▶ _What to do_
Write out the full listing exactly as given, minus the images.

▶ _Data excerpts_
>>>
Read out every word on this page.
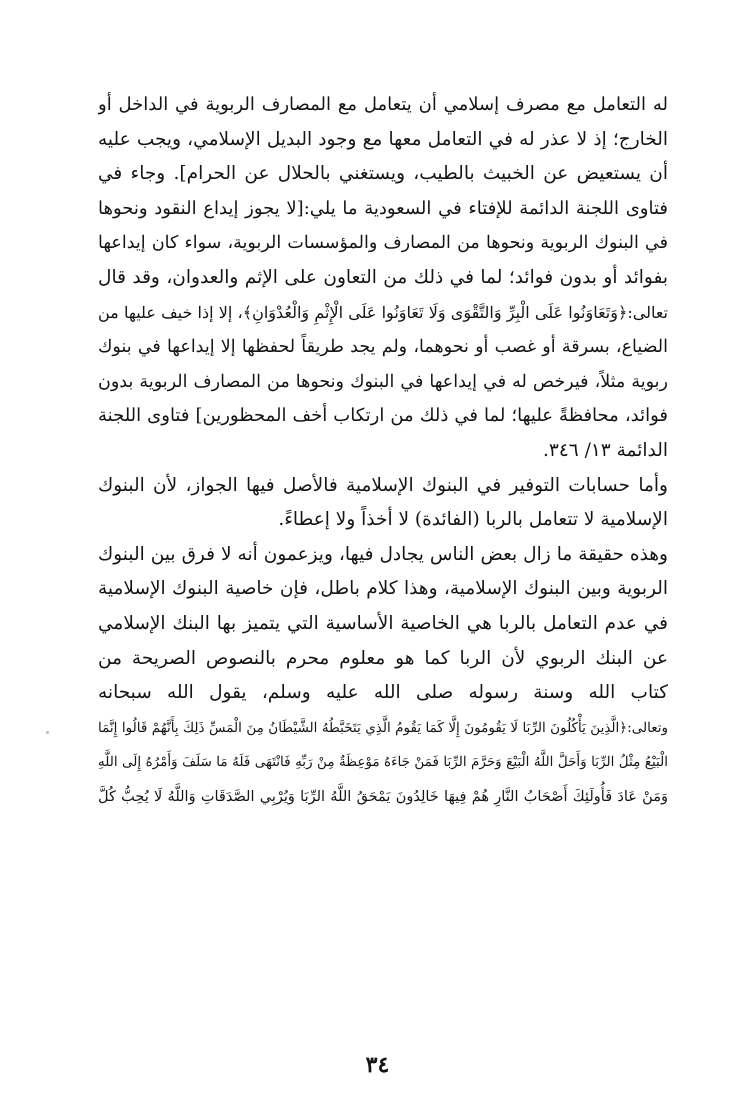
له التعامل مع مصرف إسلامي أن يتعامل مع المصارف الربوية في الداخل أو
الخارج؛ إذ لا عذر له في التعامل معها مع وجود البديل الإسلامي، ويجب عليه
أن يستعيض عن الخبيث بالطيب، ويستغني بالحلال عن الحرام]. وجاء في
فتاوى اللجنة الدائمة للإفتاء في السعودية ما يلي:[لا يجوز إيداع النقود ونحوها
في البنوك الربوية ونحوها من المصارف والمؤسسات الربوية، سواء كان إيداعها
بفوائد أو بدون فوائد؛ لما في ذلك من التعاون على الإثم والعدوان، وقد قال
تعالى:﴿وَتَعَاوَنُوا عَلَى الْبِرِّ وَالتَّقْوَى وَلَا تَعَاوَنُوا عَلَى الْإِثْمِ وَالْعُدْوَانِ﴾، إلا إذا خيف عليها من
الضياع، بسرقة أو غصب أو نحوهما، ولم يجد طريقاً لحفظها إلا إيداعها في بنوك
ربوية مثلاً، فيرخص له في إيداعها في البنوك ونحوها من المصارف الربوية بدون
فوائد، محافظةً عليها؛ لما في ذلك من ارتكاب أخف المحظورين] فتاوى اللجنة
الدائمة ١٣/ ٣٤٦.

وأما حسابات التوفير في البنوك الإسلامية فالأصل فيها الجواز، لأن البنوك
الإسلامية لا تتعامل بالربا (الفائدة) لا أخذاً ولا إعطاءً.

وهذه حقيقة ما زال بعض الناس يجادل فيها، ويزعمون أنه لا فرق بين البنوك
الربوية وبين البنوك الإسلامية، وهذا كلام باطل، فإن خاصية البنوك الإسلامية
في عدم التعامل بالربا هي الخاصية الأساسية التي يتميز بها البنك الإسلامي
عن البنك الربوي لأن الربا كما هو معلوم محرم بالنصوص الصريحة من
كتاب الله وسنة رسوله صلى الله عليه وسلم، يقول الله سبحانه
وتعالى:﴿الَّذِينَ يَأْكُلُونَ الرِّبَا لَا يَقُومُونَ إِلَّا كَمَا يَقُومُ الَّذِي يَتَخَبَّطُهُ الشَّيْطَانُ مِنَ الْمَسِّ ذَلِكَ بِأَنَّهُمْ قَالُوا إِنَّمَا
الْبَيْعُ مِثْلُ الرِّبَا وَأَحَلَّ اللَّهُ الْبَيْعَ وَحَرَّمَ الرِّبَا فَمَنْ جَاءَهُ مَوْعِظَةٌ مِنْ رَبِّهِ فَانْتَهَى فَلَهُ مَا سَلَفَ وَأَمْرُهُ إِلَى اللَّهِ
وَمَنْ عَادَ فَأُولَئِكَ أَصْحَابُ النَّارِ هُمْ فِيهَا خَالِدُونَ يَمْحَقُ اللَّهُ الرِّبَا وَيُرْبِي الصَّدَقَاتِ وَاللَّهُ لَا يُحِبُّ كُلَّ

٣٤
<<<
▶ _Response to this task_
Read out every word on this page.
له التعامل مع مصرف إسلامي أن يتعامل مع المصارف الربوية في الداخل أو
الخارج؛ إذ لا عذر له في التعامل معها مع وجود البديل الإسلامي، ويجب عليه
أن يستعيض عن الخبيث بالطيب، ويستغني بالحلال عن الحرام]. وجاء في
فتاوى اللجنة الدائمة للإفتاء في السعودية ما يلي:[لا يجوز إيداع النقود ونحوها
في البنوك الربوية ونحوها من المصارف والمؤسسات الربوية، سواء كان إيداعها
بفوائد أو بدون فوائد؛ لما في ذلك من التعاون على الإثم والعدوان، وقد قال
تعالى:﴿وَتَعَاوَنُوا عَلَى الْبِرِّ وَالتَّقْوَى وَلَا تَعَاوَنُوا عَلَى الْإِثْمِ وَالْعُدْوَانِ﴾، إلا إذا خيف عليها من
الضياع، بسرقة أو غصب أو نحوهما، ولم يجد طريقاً لحفظها إلا إيداعها في بنوك
ربوية مثلاً، فيرخص له في إيداعها في البنوك ونحوها من المصارف الربوية بدون
فوائد، محافظةً عليها؛ لما في ذلك من ارتكاب أخف المحظورين] فتاوى اللجنة
الدائمة ١٣/ ٣٤٦.

وأما حسابات التوفير في البنوك الإسلامية فالأصل فيها الجواز، لأن البنوك
الإسلامية لا تتعامل بالربا (الفائدة) لا أخذاً ولا إعطاءً.

وهذه حقيقة ما زال بعض الناس يجادل فيها، ويزعمون أنه لا فرق بين البنوك
الربوية وبين البنوك الإسلامية، وهذا كلام باطل، فإن خاصية البنوك الإسلامية
في عدم التعامل بالربا هي الخاصية الأساسية التي يتميز بها البنك الإسلامي
عن البنك الربوي لأن الربا كما هو معلوم محرم بالنصوص الصريحة من
كتاب الله وسنة رسوله صلى الله عليه وسلم، يقول الله سبحانه
وتعالى:﴿الَّذِينَ يَأْكُلُونَ الرِّبَا لَا يَقُومُونَ إِلَّا كَمَا يَقُومُ الَّذِي يَتَخَبَّطُهُ الشَّيْطَانُ مِنَ الْمَسِّ ذَلِكَ بِأَنَّهُمْ قَالُوا إِنَّمَا
الْبَيْعُ مِثْلُ الرِّبَا وَأَحَلَّ اللَّهُ الْبَيْعَ وَحَرَّمَ الرِّبَا فَمَنْ جَاءَهُ مَوْعِظَةٌ مِنْ رَبِّهِ فَانْتَهَى فَلَهُ مَا سَلَفَ وَأَمْرُهُ إِلَى اللَّهِ
وَمَنْ عَادَ فَأُولَئِكَ أَصْحَابُ النَّارِ هُمْ فِيهَا خَالِدُونَ يَمْحَقُ اللَّهُ الرِّبَا وَيُرْبِي الصَّدَقَاتِ وَاللَّهُ لَا يُحِبُّ كُلَّ

٣٤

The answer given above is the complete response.